All the data below goes into the copy word for word, but the pictures don't.
-- begin --
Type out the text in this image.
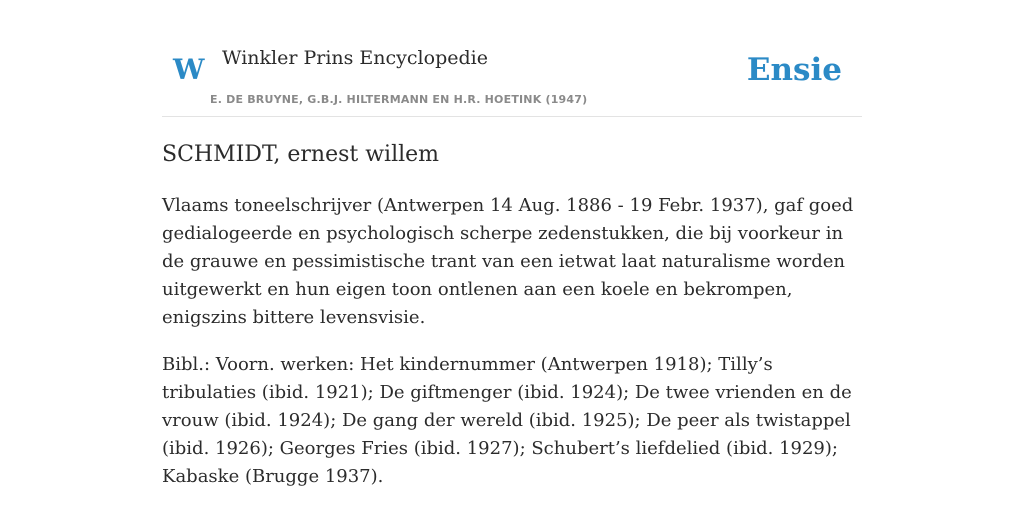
W Winkler Prins Encyclopedie
E. DE BRUYNE, G.B.J. HILTERMANN EN H.R. HOETINK (1947)
Ensie
SCHMIDT, ernest willem

Vlaams toneelschrijver (Antwerpen 14 Aug. 1886 - 19 Febr. 1937), gaf goed gedialogeerde en psychologisch scherpe zedenstukken, die bij voorkeur in de grauwe en pessimistische trant van een ietwat laat naturalisme worden uitgewerkt en hun eigen toon ontlenen aan een koele en bekrompen, enigszins bittere levensvisie.

Bibl.: Voorn. werken: Het kindernummer (Antwerpen 1918); Tilly’s tribulaties (ibid. 1921); De giftmenger (ibid. 1924); De twee vrienden en de vrouw (ibid. 1924); De gang der wereld (ibid. 1925); De peer als twistappel (ibid. 1926); Georges Fries (ibid. 1927); Schubert’s liefdelied (ibid. 1929); Kabaske (Brugge 1937).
-- end --
**Task response**:
Type out the text in this image.
W Winkler Prins Encyclopedie
E. DE BRUYNE, G.B.J. HILTERMANN EN H.R. HOETINK (1947)
Ensie
SCHMIDT, ernest willem

Vlaams toneelschrijver (Antwerpen 14 Aug. 1886 - 19 Febr. 1937), gaf goed gedialogeerde en psychologisch scherpe zedenstukken, die bij voorkeur in de grauwe en pessimistische trant van een ietwat laat naturalisme worden uitgewerkt en hun eigen toon ontlenen aan een koele en bekrompen, enigszins bittere levensvisie.

Bibl.: Voorn. werken: Het kindernummer (Antwerpen 1918); Tilly’s tribulaties (ibid. 1921); De giftmenger (ibid. 1924); De twee vrienden en de vrouw (ibid. 1924); De gang der wereld (ibid. 1925); De peer als twistappel (ibid. 1926); Georges Fries (ibid. 1927); Schubert’s liefdelied (ibid. 1929); Kabaske (Brugge 1937).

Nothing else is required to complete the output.